__TASK TO CARRY OUT__
Every record should be written out exactly, please.
--------
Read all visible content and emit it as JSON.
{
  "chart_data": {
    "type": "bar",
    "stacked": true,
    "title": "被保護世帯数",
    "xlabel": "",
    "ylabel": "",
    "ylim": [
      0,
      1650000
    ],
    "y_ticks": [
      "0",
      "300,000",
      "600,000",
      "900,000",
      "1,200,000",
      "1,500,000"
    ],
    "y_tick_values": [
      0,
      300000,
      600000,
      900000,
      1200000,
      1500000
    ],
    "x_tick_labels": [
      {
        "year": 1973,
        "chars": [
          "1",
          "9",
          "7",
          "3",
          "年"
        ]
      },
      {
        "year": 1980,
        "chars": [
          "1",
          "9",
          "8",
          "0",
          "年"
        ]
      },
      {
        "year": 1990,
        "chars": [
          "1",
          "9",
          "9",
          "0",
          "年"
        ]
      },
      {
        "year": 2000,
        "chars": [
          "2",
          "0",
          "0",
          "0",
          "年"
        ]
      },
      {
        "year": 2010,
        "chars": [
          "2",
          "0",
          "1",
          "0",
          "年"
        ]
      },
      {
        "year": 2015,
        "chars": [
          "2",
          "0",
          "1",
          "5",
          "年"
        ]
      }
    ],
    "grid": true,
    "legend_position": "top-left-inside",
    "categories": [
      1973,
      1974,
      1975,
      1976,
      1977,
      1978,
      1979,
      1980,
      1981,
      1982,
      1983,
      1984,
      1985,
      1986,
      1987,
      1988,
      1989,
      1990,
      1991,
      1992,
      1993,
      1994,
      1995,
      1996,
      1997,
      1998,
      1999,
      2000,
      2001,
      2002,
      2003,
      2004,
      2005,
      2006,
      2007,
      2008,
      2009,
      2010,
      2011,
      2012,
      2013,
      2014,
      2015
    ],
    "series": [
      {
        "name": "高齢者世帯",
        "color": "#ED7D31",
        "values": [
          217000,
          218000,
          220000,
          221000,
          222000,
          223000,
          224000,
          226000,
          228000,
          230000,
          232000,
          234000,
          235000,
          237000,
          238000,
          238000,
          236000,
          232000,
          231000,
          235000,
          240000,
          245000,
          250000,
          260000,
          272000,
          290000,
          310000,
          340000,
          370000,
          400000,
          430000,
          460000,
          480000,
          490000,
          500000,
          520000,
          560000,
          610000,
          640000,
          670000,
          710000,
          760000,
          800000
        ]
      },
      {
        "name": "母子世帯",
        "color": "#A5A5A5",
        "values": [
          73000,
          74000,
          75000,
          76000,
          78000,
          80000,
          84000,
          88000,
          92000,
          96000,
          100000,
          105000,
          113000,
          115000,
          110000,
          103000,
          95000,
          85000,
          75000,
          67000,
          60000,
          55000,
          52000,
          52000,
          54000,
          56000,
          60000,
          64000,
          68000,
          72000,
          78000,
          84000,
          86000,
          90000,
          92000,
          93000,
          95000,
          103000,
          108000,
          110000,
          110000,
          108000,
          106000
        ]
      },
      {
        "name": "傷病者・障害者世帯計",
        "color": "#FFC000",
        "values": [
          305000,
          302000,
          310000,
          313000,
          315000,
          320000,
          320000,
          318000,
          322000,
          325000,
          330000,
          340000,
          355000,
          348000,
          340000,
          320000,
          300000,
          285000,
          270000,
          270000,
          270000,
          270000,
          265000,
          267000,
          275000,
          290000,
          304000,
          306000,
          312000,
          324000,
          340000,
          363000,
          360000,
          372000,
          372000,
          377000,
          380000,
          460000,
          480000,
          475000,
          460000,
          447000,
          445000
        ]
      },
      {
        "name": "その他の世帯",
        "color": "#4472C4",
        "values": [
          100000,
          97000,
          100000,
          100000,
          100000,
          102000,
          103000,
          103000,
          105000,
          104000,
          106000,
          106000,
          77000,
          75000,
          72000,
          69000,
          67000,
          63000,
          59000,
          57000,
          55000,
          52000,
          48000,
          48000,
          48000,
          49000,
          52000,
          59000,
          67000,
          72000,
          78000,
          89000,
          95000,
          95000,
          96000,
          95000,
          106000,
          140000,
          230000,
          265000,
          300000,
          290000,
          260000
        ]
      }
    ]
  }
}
--------
__COMPLETED EXERCISE__
Read all visible content and emit it as JSON.
{
  "chart_data": {
    "type": "bar",
    "stacked": true,
    "title": "被保護世帯数",
    "xlabel": "",
    "ylabel": "",
    "ylim": [
      0,
      1650000
    ],
    "y_ticks": [
      "0",
      "300,000",
      "600,000",
      "900,000",
      "1,200,000",
      "1,500,000"
    ],
    "y_tick_values": [
      0,
      300000,
      600000,
      900000,
      1200000,
      1500000
    ],
    "x_tick_labels": [
      {
        "year": 1973,
        "chars": [
          "1",
          "9",
          "7",
          "3",
          "年"
        ]
      },
      {
        "year": 1980,
        "chars": [
          "1",
          "9",
          "8",
          "0",
          "年"
        ]
      },
      {
        "year": 1990,
        "chars": [
          "1",
          "9",
          "9",
          "0",
          "年"
        ]
      },
      {
        "year": 2000,
        "chars": [
          "2",
          "0",
          "0",
          "0",
          "年"
        ]
      },
      {
        "year": 2010,
        "chars": [
          "2",
          "0",
          "1",
          "0",
          "年"
        ]
      },
      {
        "year": 2015,
        "chars": [
          "2",
          "0",
          "1",
          "5",
          "年"
        ]
      }
    ],
    "grid": true,
    "legend_position": "top-left-inside",
    "categories": [
      1973,
      1974,
      1975,
      1976,
      1977,
      1978,
      1979,
      1980,
      1981,
      1982,
      1983,
      1984,
      1985,
      1986,
      1987,
      1988,
      1989,
      1990,
      1991,
      1992,
      1993,
      1994,
      1995,
      1996,
      1997,
      1998,
      1999,
      2000,
      2001,
      2002,
      2003,
      2004,
      2005,
      2006,
      2007,
      2008,
      2009,
      2010,
      2011,
      2012,
      2013,
      2014,
      2015
    ],
    "series": [
      {
        "name": "高齢者世帯",
        "color": "#ED7D31",
        "values": [
          217000,
          218000,
          220000,
          221000,
          222000,
          223000,
          224000,
          226000,
          228000,
          230000,
          232000,
          234000,
          235000,
          237000,
          238000,
          238000,
          236000,
          232000,
          231000,
          235000,
          240000,
          245000,
          250000,
          260000,
          272000,
          290000,
          310000,
          340000,
          370000,
          400000,
          430000,
          460000,
          480000,
          490000,
          500000,
          520000,
          560000,
          610000,
          640000,
          670000,
          710000,
          760000,
          800000
        ]
      },
      {
        "name": "母子世帯",
        "color": "#A5A5A5",
        "values": [
          73000,
          74000,
          75000,
          76000,
          78000,
          80000,
          84000,
          88000,
          92000,
          96000,
          100000,
          105000,
          113000,
          115000,
          110000,
          103000,
          95000,
          85000,
          75000,
          67000,
          60000,
          55000,
          52000,
          52000,
          54000,
          56000,
          60000,
          64000,
          68000,
          72000,
          78000,
          84000,
          86000,
          90000,
          92000,
          93000,
          95000,
          103000,
          108000,
          110000,
          110000,
          108000,
          106000
        ]
      },
      {
        "name": "傷病者・障害者世帯計",
        "color": "#FFC000",
        "values": [
          305000,
          302000,
          310000,
          313000,
          315000,
          320000,
          320000,
          318000,
          322000,
          325000,
          330000,
          340000,
          355000,
          348000,
          340000,
          320000,
          300000,
          285000,
          270000,
          270000,
          270000,
          270000,
          265000,
          267000,
          275000,
          290000,
          304000,
          306000,
          312000,
          324000,
          340000,
          363000,
          360000,
          372000,
          372000,
          377000,
          380000,
          460000,
          480000,
          475000,
          460000,
          447000,
          445000
        ]
      },
      {
        "name": "その他の世帯",
        "color": "#4472C4",
        "values": [
          100000,
          97000,
          100000,
          100000,
          100000,
          102000,
          103000,
          103000,
          105000,
          104000,
          106000,
          106000,
          77000,
          75000,
          72000,
          69000,
          67000,
          63000,
          59000,
          57000,
          55000,
          52000,
          48000,
          48000,
          48000,
          49000,
          52000,
          59000,
          67000,
          72000,
          78000,
          89000,
          95000,
          95000,
          96000,
          95000,
          106000,
          140000,
          230000,
          265000,
          300000,
          290000,
          260000
        ]
      }
    ]
  }
}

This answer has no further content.